Data entries:
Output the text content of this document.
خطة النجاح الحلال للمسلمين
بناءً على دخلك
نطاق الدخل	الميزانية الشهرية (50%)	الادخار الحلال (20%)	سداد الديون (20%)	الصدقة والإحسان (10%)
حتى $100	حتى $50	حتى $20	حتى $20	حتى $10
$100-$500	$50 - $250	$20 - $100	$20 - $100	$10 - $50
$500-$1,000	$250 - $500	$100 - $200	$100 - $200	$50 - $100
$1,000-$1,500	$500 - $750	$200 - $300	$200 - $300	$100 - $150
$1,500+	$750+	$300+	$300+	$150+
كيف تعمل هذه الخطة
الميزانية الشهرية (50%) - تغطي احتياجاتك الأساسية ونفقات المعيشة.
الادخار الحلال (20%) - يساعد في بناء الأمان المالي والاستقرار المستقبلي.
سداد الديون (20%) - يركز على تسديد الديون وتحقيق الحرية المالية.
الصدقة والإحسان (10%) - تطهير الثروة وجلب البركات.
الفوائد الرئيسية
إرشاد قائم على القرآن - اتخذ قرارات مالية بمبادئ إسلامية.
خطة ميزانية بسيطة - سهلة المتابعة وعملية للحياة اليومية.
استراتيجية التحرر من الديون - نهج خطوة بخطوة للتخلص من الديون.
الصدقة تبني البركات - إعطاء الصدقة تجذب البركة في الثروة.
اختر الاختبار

• _Task instructions_: Pull out each line of the records holding the string "الحلال".

• _Response_:
خطة النجاح الحلال للمسلمين
نطاق الدخل	الميزانية الشهرية (50%)	الادخار الحلال (20%)	سداد الديون (20%)	الصدقة والإحسان (10%)
الادخار الحلال (20%) - يساعد في بناء الأمان المالي والاستقرار المستقبلي.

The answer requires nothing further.